**TEXT FOR ANALYSIS:**
- - -
Occupancy of BCAS3 enhancer module by ERα and regulation of gene expression. (A) E2 stimulation promotes ERα recruitment onto BCAS3 regulatory region in MCF-7 cells. (B) ERα occupancy of BCAS3 regulatory sequence upon E2 treatment. (C) Effect of ERα depletion upon E2 stimulation of BCAS3-luc activity in MCF-7 cells. (D) BCAS3-luc activity in HeLa cells transfected with ERα or vector and treated with E2. (E) Effect of E2 stimulation on BCAS3 mRNA in MCF-7 cells. (F) Inhibition of E2-induced BCAS3 expression by ICI-182780 in MCF-7 cells. (G) Effect of ERα knockdown on BCAS3 expression in MCF-7 cells treated with or without E2. (H) (Right) Recruitment of MTA1 onto BCAS3 regulatory region in response to E2 stimulation in ER-depleted MCF-7 cells. (Left) Status of ERα knockdown by RNAi (n = 3).

Fig. 3.

MTA1 and ERα regulate BCAS3 gene expression via an ERE half-site. (A) Schematic representation of the two ERE half-sites in BCAS3 regulatory sequence. (B) Gel-shift and supershift assay using labeled oligo in nuclear extracts from MCF-7 cells treated with E2. SS, supershift with ERα or MTA1 Abs. (C) Gel shift assay with same nuclear extracts using ERE probe. SS, supershift with MTA1 or ERα Abs. (D) Effect of MTA1 upon luciferase activity driven by WT or mutated BCAS3 on either or both ERE half-sites. Luciferase activity is represented as fold induction by E2 as compared to control (n = 3).
- - -
[Records taken from a collection]
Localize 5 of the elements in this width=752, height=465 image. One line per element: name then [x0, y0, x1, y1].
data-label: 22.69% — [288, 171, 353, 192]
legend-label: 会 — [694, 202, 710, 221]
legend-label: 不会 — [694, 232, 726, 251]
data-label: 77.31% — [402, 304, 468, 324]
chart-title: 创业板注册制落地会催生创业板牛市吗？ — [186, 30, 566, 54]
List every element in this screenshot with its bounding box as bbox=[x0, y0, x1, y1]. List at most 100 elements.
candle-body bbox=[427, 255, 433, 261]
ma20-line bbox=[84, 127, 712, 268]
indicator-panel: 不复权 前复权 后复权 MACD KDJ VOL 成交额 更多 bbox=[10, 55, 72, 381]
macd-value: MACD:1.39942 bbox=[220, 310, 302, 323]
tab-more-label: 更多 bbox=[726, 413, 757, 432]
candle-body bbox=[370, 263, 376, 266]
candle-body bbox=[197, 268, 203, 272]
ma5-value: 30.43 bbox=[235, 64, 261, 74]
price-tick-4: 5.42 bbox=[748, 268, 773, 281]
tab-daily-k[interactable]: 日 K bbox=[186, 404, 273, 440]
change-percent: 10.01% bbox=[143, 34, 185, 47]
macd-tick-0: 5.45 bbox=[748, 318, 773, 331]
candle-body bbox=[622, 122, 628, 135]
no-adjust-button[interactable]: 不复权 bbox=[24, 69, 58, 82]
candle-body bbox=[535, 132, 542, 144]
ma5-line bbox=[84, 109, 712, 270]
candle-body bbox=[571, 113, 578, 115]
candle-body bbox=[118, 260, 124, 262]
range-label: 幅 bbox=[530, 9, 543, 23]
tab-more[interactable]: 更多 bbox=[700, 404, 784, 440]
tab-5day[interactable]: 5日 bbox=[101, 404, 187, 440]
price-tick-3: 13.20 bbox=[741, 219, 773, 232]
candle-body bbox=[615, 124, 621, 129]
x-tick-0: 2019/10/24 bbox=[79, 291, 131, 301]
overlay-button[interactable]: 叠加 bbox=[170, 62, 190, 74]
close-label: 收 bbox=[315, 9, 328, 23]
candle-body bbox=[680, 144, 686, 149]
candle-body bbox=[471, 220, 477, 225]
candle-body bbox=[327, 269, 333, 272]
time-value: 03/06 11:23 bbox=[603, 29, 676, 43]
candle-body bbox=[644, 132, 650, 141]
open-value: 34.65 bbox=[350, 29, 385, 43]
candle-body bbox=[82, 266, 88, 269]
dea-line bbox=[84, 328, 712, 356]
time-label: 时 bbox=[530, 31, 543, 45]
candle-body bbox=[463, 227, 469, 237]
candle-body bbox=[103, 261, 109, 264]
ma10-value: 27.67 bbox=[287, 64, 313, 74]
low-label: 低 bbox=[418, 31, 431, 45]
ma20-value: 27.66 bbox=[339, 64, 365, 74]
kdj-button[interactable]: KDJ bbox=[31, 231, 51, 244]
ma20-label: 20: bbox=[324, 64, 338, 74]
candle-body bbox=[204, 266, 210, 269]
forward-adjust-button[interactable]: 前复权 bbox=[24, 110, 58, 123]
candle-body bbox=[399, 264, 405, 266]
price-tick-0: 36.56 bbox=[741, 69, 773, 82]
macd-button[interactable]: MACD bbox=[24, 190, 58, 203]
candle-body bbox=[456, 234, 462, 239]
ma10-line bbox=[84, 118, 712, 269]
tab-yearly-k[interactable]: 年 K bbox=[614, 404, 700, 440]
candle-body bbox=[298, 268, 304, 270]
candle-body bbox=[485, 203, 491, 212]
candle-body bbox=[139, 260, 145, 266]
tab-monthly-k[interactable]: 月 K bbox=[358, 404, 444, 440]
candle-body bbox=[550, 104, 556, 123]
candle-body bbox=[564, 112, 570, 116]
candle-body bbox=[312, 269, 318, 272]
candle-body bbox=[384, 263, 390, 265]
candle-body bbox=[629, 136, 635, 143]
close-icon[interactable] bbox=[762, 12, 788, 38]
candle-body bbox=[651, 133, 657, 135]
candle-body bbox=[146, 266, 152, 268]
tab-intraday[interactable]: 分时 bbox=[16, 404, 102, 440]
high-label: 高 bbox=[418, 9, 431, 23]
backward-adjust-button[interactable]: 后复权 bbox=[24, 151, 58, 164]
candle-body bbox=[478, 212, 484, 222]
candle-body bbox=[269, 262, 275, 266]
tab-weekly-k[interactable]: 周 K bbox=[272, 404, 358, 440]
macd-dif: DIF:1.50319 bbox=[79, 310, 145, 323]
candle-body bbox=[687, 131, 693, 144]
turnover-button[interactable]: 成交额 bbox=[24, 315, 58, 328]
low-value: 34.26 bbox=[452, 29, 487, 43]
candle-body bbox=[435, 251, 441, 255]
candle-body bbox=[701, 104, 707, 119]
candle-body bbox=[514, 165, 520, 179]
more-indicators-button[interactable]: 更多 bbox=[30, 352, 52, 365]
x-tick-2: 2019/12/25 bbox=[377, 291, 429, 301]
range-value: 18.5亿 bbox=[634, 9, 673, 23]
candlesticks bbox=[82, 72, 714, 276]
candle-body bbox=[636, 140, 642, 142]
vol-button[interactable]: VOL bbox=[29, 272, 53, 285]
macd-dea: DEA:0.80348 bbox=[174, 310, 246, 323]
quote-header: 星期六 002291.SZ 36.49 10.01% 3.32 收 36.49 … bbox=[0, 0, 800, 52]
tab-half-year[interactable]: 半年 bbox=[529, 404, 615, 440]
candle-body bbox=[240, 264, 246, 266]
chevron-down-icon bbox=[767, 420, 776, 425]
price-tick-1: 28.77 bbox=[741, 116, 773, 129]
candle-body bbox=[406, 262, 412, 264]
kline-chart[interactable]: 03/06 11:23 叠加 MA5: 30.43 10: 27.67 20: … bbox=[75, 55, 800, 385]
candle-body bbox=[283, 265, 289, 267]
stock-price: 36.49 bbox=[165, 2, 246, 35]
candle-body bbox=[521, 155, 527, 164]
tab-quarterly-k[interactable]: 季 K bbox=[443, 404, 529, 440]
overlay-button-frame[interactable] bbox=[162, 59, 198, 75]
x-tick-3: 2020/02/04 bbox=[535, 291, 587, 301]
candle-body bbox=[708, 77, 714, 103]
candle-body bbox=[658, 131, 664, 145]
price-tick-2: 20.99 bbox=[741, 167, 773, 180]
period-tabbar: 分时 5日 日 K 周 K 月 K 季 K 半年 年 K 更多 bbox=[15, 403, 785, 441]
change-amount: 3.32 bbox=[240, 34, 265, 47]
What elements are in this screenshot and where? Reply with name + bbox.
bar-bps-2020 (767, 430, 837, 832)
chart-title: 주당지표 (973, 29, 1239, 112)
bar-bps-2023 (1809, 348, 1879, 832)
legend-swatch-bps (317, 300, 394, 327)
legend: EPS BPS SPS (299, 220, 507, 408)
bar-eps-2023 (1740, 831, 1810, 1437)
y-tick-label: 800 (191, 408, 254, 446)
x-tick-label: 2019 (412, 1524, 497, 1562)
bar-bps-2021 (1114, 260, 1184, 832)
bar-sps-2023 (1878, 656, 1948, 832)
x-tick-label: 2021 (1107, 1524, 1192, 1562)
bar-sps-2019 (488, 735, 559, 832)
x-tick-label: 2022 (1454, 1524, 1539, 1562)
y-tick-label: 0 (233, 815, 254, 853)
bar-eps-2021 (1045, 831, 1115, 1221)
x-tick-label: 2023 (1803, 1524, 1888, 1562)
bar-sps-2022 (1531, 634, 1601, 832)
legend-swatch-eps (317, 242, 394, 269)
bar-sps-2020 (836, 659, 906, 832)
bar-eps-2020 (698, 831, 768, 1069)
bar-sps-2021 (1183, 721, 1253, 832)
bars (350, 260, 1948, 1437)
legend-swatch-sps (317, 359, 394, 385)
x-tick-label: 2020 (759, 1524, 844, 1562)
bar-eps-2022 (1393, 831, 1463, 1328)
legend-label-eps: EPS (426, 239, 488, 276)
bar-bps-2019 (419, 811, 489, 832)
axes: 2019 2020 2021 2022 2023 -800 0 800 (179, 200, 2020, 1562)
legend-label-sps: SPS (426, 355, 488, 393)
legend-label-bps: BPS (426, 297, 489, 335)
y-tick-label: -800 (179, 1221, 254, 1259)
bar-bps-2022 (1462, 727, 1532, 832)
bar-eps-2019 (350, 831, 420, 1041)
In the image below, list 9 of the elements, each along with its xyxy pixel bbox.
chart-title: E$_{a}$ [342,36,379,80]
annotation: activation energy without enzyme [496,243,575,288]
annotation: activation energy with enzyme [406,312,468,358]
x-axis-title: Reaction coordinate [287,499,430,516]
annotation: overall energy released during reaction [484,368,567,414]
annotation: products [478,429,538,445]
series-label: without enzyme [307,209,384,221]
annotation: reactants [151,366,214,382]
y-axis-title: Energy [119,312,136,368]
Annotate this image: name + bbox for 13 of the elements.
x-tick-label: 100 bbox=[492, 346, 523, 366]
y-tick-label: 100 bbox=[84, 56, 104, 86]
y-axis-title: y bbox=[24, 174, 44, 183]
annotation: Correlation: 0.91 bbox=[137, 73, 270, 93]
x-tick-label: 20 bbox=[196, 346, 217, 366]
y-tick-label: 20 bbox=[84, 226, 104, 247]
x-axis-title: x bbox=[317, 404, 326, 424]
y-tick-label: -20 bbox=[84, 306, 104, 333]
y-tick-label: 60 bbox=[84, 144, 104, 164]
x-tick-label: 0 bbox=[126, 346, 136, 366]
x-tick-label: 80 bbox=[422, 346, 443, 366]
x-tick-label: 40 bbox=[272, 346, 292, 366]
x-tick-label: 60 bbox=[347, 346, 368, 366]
- - -
**TASK LIST:**
[1] Rewrite the paragraph of the BCAS3 figure legends that begins "MTA1 and ERα regulate BCAS3 gene expression" as a brief list, keeping its main facts.
[2] Copy the part of the BCAS3 figure legends starting at "MTA1 and ERα" and ending at "control (n = 3).".

**PER-TASK OUTPUTS:**
[1]
- MTA1 and ERα regulate BCAS3 gene expression via an ERE half-site.
- (A) Schematic of the two ERE half-sites in the BCAS3 regulatory sequence.
- (B) Gel-shift and supershift assay using labeled oligo in nuclear extracts from E2-treated MCF-7 cells, with supershift (SS) by ERα or MTA1 Abs.
- (C) Gel shift assay on the same nuclear extracts using an ERE probe, with supershift (SS) by MTA1 or ERα Abs.
- (D) Effect of MTA1 on luciferase activity driven by WT BCAS3 or BCAS3 mutated on either or both ERE half-sites, shown as fold induction by E2 compared to control (n = 3).

[2]
MTA1 and ERα regulate BCAS3 gene expression via an ERE half-site. (A) Schematic representation of the two ERE half-sites in BCAS3 regulatory sequence. (B) Gel-shift and supershift assay using labeled oligo in nuclear extracts from MCF-7 cells treated with E2. SS, supershift with ERα or MTA1 Abs. (C) Gel shift assay with same nuclear extracts using ERE probe. SS, supershift with MTA1 or ERα Abs. (D) Effect of MTA1 upon luciferase activity driven by WT or mutated BCAS3 on either or both ERE half-sites. Luciferase activity is represented as fold induction by E2 as compared to control (n = 3).